## Source information
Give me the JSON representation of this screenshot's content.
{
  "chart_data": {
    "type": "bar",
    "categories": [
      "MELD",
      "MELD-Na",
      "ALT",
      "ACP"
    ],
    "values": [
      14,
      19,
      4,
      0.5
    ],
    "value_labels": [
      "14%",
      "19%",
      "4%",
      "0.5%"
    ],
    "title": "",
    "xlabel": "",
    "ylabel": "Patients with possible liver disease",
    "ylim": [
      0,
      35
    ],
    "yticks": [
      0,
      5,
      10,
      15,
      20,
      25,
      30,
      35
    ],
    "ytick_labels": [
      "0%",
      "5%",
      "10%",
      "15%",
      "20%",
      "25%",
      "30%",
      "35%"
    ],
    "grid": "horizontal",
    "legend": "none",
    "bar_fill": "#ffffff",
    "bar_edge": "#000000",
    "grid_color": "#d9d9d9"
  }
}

...

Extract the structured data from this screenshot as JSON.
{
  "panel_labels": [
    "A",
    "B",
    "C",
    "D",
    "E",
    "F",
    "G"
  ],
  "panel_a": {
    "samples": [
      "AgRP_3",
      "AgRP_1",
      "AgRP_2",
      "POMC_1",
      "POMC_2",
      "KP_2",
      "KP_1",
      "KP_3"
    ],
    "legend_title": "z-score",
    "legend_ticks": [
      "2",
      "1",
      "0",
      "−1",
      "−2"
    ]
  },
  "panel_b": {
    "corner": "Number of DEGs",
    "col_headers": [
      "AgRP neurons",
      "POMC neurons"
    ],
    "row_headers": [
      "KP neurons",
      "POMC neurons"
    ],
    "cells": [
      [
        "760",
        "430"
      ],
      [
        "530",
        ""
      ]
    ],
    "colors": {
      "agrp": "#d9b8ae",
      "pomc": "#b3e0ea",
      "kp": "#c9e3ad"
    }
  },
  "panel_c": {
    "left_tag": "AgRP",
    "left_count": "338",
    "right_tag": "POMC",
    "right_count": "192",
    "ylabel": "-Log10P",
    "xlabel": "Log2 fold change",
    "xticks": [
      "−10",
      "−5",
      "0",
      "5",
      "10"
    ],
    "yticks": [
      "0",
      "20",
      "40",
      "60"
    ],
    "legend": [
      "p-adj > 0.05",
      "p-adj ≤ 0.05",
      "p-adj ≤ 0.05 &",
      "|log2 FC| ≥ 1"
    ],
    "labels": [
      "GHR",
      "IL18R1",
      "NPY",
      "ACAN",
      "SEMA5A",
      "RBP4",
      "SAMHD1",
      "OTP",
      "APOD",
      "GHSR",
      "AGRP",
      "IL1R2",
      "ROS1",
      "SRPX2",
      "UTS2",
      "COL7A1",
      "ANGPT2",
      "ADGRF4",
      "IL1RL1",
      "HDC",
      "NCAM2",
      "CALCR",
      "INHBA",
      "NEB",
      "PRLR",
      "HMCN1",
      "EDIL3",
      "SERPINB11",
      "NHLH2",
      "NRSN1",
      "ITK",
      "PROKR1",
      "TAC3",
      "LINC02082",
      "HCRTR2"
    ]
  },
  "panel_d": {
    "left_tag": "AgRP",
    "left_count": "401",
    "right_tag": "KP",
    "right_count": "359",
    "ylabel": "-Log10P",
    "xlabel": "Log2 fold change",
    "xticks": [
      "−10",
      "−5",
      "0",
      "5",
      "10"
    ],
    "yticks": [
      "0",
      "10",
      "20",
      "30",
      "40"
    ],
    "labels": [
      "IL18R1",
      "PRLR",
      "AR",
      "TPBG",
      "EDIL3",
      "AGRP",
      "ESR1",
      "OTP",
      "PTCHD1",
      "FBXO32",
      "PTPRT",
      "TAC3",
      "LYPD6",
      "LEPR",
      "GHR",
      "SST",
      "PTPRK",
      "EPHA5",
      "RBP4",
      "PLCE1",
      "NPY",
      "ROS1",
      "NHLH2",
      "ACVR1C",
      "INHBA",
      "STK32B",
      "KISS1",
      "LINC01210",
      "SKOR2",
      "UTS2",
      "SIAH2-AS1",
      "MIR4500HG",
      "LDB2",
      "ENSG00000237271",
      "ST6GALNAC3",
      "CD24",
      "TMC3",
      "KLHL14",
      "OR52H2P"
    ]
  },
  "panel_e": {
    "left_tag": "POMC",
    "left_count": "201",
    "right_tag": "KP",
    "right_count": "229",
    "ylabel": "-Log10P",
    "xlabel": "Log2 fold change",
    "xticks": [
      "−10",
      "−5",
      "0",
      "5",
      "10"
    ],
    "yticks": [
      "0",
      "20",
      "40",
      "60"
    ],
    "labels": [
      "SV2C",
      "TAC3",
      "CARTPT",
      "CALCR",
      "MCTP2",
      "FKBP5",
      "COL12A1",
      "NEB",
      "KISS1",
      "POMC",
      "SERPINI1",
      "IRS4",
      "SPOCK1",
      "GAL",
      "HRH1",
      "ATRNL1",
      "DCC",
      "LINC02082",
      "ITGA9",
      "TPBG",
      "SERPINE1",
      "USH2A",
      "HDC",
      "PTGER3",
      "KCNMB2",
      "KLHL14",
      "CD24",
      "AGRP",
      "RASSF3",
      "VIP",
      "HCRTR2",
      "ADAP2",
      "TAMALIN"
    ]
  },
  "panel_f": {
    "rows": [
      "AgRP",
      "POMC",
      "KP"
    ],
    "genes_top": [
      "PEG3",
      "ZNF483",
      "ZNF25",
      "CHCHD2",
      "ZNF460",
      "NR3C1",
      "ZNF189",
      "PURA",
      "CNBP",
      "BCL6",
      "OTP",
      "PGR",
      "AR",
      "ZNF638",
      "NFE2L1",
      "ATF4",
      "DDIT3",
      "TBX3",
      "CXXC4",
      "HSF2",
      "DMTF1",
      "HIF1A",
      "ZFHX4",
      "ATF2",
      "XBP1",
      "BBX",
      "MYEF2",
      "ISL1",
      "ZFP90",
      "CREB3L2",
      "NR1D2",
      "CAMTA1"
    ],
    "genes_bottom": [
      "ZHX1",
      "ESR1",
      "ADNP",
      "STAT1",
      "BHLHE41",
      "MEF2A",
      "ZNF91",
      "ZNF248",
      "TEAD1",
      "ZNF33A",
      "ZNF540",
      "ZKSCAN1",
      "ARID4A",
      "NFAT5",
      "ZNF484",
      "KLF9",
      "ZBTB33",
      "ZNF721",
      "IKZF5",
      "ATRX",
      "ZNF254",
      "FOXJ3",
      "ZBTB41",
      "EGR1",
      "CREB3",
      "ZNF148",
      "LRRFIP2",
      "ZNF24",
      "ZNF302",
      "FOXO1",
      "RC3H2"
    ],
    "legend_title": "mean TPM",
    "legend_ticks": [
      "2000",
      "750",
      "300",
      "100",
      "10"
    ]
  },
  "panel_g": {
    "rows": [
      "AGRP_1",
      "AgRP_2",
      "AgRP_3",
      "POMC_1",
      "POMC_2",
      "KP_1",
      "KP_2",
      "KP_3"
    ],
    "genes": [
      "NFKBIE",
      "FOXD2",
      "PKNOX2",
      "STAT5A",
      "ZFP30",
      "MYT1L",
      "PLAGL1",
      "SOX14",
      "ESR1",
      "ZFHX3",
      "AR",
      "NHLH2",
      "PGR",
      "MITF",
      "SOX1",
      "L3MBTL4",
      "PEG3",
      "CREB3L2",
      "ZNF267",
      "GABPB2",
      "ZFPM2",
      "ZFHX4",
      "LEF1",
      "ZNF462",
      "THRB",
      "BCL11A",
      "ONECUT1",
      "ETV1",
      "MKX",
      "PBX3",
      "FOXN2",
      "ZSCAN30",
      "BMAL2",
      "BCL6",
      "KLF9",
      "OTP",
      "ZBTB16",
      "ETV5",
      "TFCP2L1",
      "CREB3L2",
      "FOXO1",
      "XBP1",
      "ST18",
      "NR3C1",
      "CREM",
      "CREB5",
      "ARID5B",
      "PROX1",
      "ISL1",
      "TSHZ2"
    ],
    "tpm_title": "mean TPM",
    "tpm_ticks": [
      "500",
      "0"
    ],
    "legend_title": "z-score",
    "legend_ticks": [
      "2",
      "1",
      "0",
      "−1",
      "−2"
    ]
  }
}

* * *

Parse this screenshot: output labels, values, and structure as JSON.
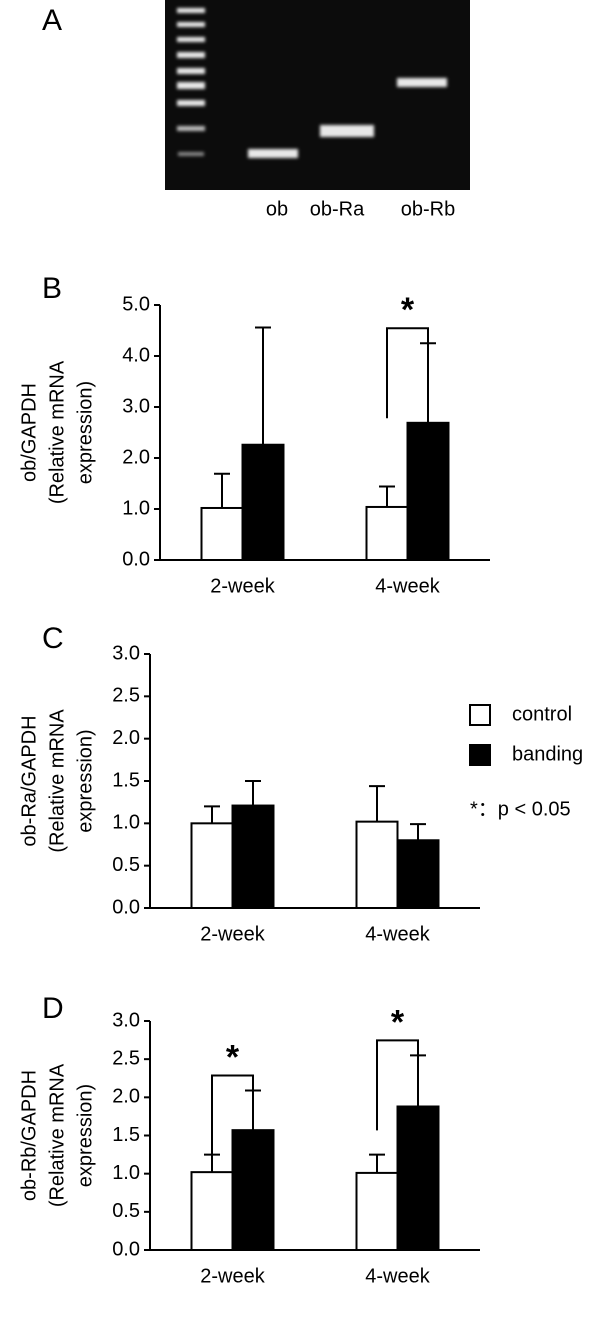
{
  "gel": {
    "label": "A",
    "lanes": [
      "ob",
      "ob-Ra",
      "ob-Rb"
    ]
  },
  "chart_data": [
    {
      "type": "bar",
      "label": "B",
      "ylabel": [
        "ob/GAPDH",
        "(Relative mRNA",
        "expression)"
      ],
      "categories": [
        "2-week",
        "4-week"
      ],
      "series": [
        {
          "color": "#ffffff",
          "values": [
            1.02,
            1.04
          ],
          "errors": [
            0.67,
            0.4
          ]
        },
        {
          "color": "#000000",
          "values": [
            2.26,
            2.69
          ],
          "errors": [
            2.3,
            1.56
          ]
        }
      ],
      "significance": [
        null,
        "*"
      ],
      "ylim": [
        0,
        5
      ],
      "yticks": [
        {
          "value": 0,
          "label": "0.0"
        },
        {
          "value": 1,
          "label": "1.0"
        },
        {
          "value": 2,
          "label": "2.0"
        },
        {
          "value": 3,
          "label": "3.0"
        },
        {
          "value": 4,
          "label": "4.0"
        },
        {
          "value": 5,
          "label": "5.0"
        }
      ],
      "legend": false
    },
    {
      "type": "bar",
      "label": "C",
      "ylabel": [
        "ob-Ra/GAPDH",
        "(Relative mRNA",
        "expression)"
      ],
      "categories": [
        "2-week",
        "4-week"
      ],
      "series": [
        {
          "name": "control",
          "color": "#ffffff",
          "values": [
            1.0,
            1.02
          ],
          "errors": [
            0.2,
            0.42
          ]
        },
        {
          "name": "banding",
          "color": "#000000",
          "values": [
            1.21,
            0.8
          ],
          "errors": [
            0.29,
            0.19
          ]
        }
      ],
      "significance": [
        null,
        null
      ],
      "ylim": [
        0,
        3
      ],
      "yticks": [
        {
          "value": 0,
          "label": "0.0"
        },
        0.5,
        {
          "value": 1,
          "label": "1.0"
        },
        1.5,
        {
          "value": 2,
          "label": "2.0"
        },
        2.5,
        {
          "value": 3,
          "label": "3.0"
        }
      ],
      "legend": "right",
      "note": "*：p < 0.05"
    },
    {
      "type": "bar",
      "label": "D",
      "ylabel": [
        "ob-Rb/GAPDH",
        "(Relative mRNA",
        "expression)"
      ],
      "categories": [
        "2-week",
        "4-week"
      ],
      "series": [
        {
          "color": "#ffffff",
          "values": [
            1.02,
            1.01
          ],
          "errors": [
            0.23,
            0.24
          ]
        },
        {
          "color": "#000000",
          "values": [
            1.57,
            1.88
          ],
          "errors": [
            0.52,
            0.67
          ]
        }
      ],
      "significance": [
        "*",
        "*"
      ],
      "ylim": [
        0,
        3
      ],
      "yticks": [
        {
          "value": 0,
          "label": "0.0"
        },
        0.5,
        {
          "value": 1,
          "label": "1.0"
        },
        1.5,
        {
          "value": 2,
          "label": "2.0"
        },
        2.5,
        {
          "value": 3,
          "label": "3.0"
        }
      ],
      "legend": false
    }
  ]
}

## Assigned task
If a line in the entries above has the word "mean", copy it.

## Response area
    "legend_title": "mean TPM",
    "tpm_title": "mean TPM",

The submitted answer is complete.